Data records:
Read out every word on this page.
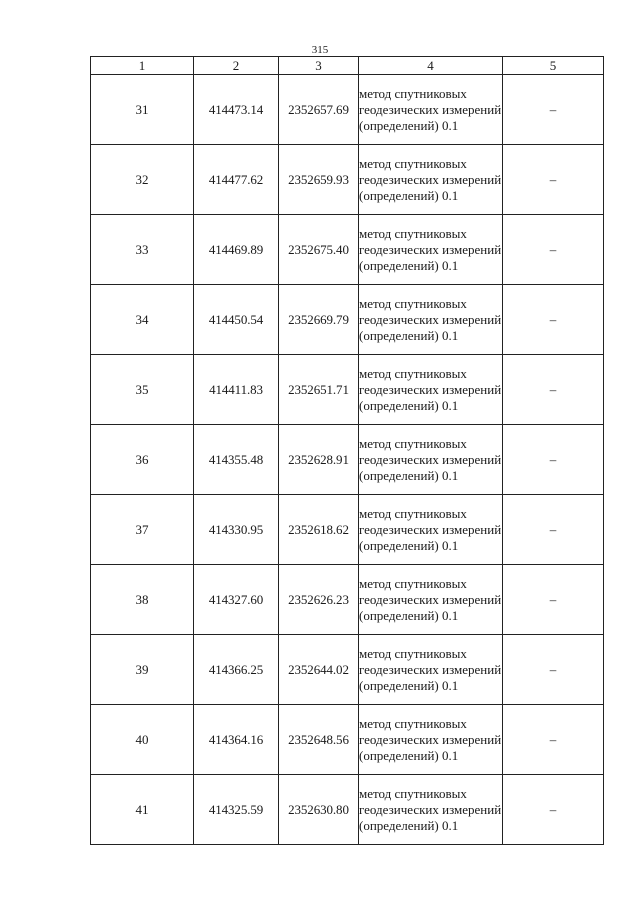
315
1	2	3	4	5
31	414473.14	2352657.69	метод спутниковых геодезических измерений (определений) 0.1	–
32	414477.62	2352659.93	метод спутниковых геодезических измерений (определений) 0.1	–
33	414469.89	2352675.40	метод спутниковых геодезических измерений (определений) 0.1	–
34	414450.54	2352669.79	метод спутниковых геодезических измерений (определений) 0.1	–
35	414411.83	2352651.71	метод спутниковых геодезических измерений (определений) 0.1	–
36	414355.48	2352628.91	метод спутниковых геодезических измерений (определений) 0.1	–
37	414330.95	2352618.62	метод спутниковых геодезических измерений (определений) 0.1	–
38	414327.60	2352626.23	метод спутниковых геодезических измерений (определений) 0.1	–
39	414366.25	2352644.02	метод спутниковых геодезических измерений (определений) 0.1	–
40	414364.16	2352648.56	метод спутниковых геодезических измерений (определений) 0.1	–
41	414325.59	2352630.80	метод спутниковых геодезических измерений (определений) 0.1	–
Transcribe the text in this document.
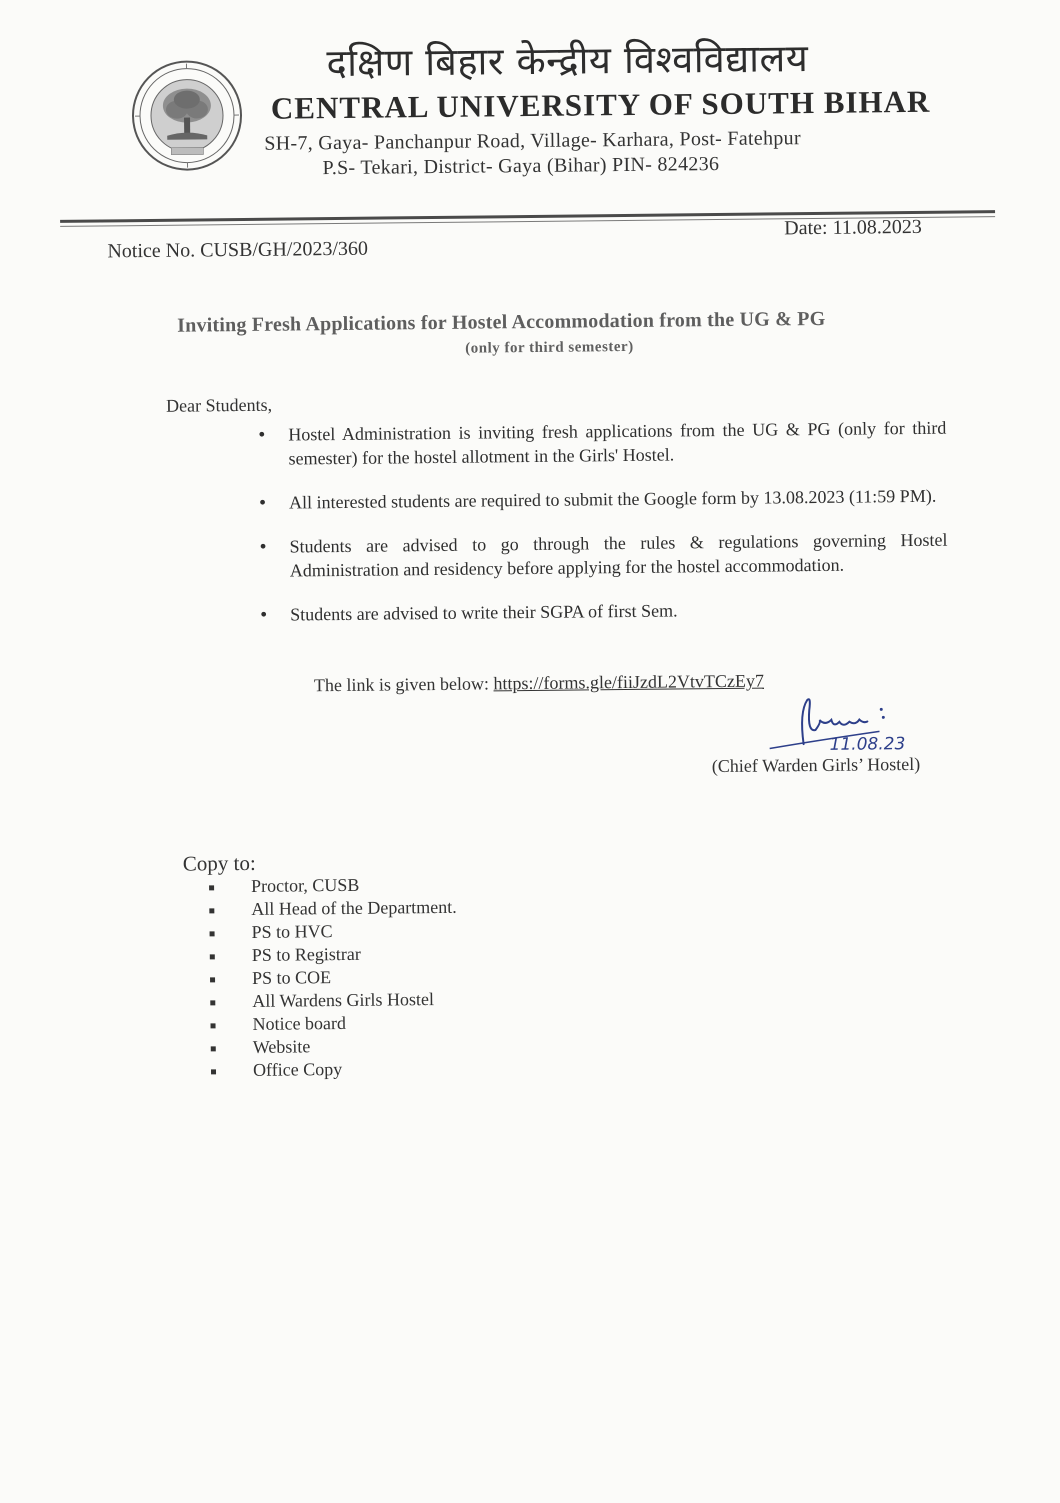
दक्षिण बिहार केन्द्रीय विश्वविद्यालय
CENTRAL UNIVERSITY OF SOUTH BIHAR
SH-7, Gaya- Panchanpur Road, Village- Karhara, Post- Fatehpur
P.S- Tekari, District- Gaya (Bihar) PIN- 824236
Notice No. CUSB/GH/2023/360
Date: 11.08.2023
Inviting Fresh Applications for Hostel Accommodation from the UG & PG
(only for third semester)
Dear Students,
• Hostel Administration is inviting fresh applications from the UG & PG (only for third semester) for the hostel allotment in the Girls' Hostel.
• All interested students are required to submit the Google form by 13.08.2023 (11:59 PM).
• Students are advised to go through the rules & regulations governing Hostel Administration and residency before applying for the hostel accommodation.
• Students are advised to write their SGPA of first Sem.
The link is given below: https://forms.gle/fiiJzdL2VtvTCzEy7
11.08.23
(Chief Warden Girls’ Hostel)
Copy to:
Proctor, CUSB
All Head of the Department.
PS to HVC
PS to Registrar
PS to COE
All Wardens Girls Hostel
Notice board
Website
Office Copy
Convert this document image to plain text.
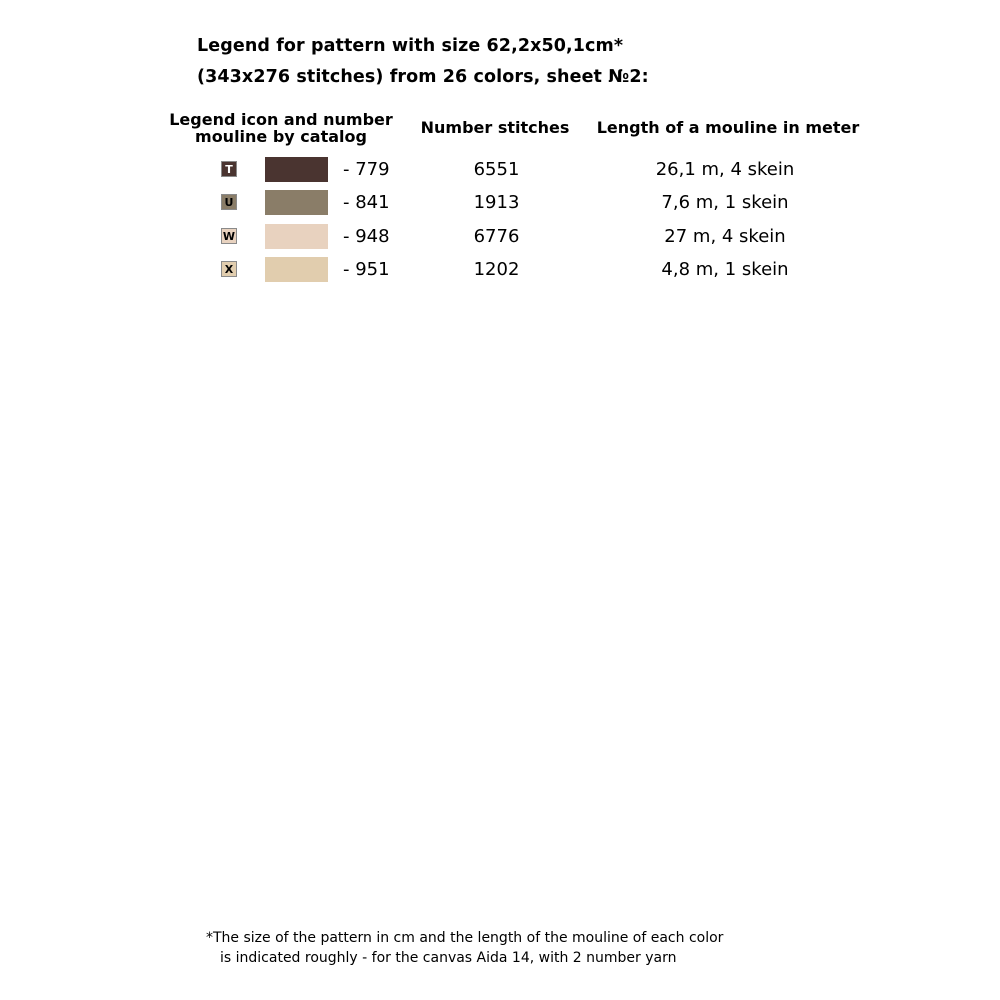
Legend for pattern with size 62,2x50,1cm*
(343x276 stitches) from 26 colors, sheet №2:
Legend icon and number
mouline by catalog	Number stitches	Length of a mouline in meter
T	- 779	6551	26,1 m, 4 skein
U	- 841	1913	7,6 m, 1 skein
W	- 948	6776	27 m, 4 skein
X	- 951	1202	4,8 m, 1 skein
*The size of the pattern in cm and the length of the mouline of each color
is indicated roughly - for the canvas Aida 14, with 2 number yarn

Stated exercise: Only the number is wanted: how many lines of the material contain the word "Administration"?

Exercise result: 2